#### WHAT IS BEING ASKED:
List each line of the data that holds the string "JSON".
:: SUPPLIED DATA
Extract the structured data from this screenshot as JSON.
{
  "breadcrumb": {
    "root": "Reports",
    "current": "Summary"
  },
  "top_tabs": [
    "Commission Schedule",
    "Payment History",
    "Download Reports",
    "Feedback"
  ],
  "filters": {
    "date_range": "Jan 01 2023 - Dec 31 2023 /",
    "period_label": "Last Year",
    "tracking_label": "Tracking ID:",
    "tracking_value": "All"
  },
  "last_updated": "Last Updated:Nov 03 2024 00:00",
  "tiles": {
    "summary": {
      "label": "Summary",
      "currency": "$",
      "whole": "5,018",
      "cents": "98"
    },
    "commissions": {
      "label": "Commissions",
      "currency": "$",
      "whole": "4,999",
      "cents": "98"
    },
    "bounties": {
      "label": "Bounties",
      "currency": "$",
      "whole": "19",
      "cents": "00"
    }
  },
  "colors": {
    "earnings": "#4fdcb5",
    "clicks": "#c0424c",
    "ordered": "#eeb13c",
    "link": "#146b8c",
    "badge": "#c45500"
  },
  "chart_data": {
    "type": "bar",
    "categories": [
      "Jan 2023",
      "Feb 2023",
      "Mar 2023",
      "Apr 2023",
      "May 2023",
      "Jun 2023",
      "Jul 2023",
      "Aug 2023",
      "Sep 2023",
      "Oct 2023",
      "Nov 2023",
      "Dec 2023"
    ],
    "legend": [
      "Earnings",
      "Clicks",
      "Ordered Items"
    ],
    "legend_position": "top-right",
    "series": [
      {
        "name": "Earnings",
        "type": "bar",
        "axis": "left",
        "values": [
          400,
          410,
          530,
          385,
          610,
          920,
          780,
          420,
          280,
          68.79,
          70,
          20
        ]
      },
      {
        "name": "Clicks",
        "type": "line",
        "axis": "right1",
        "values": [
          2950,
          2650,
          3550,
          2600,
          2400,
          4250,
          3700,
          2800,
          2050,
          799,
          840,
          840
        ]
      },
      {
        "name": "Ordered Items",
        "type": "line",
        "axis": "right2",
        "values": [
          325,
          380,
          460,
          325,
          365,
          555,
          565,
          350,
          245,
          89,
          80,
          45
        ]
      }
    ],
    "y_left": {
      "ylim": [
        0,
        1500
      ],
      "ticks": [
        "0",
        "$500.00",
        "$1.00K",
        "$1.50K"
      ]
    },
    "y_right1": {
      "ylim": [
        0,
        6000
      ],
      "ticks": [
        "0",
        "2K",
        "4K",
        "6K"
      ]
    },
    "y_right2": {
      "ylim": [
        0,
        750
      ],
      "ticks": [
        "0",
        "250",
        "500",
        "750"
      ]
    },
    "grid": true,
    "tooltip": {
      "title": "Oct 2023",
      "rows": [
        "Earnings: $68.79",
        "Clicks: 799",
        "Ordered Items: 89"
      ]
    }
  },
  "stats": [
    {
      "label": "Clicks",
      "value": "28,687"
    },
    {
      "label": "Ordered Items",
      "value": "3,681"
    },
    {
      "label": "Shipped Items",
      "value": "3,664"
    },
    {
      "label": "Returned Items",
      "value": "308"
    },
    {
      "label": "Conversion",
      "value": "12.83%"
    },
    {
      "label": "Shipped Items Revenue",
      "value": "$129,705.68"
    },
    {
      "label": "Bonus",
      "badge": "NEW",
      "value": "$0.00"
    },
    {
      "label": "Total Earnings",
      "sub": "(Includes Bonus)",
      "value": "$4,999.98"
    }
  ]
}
::::
:: SUPPLIED DATA
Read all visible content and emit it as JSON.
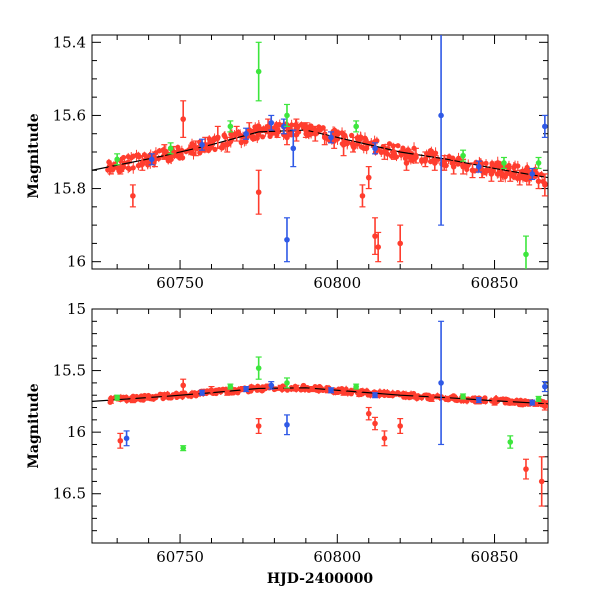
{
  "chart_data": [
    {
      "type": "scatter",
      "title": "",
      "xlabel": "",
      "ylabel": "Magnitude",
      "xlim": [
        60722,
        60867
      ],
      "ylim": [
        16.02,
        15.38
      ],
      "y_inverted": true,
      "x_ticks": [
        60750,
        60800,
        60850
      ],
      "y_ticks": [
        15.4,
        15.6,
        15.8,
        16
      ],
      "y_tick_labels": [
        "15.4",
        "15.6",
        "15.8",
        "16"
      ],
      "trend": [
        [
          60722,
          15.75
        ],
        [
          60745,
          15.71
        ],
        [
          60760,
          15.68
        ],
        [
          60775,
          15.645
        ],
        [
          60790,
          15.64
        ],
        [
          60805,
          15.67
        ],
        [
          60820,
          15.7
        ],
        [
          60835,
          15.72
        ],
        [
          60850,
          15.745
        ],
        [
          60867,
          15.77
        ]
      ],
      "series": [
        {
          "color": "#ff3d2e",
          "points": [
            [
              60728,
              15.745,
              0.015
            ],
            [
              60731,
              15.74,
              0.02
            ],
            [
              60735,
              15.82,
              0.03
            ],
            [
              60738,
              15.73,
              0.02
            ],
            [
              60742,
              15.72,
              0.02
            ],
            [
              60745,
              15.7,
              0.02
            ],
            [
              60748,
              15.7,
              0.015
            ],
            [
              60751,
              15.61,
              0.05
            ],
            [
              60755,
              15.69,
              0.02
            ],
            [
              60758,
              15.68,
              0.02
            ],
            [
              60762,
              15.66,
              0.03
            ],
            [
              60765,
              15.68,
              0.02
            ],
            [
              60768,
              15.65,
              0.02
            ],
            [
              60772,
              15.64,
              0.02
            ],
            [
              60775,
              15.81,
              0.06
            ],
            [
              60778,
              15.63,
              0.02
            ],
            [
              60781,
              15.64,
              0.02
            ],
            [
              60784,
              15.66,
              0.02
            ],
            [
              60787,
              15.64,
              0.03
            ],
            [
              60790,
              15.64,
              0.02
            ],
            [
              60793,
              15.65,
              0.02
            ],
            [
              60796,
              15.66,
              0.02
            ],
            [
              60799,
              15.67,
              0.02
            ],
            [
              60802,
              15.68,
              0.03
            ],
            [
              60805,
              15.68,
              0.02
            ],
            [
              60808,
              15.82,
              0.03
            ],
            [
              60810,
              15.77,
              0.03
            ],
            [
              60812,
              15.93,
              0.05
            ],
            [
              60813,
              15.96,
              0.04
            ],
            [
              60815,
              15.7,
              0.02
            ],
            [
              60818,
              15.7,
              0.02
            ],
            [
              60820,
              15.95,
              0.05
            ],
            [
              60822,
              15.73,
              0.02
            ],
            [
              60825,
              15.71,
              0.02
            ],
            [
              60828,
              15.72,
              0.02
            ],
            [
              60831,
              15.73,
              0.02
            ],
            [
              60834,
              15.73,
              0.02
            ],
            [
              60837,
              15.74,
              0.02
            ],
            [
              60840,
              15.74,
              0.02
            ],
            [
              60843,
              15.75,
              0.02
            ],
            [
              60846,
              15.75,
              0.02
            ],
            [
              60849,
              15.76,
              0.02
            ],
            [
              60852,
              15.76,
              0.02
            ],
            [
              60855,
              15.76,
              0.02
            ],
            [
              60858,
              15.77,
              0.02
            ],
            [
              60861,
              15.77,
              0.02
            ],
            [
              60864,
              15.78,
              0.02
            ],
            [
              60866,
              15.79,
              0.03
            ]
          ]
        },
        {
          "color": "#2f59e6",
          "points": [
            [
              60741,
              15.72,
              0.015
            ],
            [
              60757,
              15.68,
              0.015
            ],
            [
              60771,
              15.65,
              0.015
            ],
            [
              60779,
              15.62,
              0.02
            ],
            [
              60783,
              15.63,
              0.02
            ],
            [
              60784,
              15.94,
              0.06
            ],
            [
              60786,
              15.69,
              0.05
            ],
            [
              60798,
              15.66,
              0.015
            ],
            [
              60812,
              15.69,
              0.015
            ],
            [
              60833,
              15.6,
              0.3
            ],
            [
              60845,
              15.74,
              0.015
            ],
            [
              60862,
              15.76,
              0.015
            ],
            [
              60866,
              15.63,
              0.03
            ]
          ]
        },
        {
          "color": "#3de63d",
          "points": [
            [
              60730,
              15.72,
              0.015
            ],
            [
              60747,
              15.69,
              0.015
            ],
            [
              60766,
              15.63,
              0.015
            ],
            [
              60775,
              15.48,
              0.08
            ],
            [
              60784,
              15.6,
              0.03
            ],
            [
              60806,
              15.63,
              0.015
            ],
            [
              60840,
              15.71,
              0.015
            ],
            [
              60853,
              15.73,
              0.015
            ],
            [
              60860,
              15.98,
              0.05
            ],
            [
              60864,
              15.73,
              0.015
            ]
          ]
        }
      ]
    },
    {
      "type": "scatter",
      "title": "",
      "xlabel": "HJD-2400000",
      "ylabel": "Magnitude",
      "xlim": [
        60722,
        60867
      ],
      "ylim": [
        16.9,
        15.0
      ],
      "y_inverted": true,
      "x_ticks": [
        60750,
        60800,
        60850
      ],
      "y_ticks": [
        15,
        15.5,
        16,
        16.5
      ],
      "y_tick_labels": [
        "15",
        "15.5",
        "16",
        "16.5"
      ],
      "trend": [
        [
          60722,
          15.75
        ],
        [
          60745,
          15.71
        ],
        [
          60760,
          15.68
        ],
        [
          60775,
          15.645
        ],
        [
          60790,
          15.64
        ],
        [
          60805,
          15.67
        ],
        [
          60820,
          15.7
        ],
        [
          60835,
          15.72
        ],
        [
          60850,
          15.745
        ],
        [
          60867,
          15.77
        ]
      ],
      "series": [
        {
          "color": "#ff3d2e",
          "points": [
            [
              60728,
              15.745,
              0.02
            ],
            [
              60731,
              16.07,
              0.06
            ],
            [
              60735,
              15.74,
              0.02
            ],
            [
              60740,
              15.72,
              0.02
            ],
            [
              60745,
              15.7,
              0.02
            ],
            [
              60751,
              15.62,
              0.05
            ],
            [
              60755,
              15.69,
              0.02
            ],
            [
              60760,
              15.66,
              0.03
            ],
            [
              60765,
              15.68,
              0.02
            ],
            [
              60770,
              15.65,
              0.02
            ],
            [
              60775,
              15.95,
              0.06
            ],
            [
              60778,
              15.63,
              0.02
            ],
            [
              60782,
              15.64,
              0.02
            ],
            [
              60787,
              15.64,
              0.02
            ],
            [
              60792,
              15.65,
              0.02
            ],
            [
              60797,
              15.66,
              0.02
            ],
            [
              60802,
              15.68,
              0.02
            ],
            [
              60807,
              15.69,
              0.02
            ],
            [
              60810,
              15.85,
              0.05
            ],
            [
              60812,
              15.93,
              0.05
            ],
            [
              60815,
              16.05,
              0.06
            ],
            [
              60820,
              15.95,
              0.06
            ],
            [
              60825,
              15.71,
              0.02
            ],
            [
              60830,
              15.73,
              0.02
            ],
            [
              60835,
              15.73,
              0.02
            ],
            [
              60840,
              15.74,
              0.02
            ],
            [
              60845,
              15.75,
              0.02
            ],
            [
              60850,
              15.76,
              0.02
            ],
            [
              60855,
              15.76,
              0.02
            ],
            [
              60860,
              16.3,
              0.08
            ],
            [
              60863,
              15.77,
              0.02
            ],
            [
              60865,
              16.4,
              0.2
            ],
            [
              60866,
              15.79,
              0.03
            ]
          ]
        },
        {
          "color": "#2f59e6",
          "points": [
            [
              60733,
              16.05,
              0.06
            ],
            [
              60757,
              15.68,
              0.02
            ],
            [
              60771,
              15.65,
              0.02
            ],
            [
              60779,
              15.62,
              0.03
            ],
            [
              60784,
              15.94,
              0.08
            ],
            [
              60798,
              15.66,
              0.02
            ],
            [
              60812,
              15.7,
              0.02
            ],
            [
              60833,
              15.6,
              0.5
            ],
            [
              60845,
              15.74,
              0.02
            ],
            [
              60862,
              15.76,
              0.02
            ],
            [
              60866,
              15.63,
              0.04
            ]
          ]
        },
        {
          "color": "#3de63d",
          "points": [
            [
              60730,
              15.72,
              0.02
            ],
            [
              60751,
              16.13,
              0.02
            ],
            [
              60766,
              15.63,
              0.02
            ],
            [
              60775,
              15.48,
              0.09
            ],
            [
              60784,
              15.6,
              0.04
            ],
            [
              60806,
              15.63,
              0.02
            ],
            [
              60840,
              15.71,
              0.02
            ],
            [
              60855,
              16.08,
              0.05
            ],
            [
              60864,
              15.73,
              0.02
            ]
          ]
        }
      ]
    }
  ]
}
::::
#### CORRECT RESULT:
Extract the structured data from this screenshot as JSON.
Read all visible content and emit it as JSON.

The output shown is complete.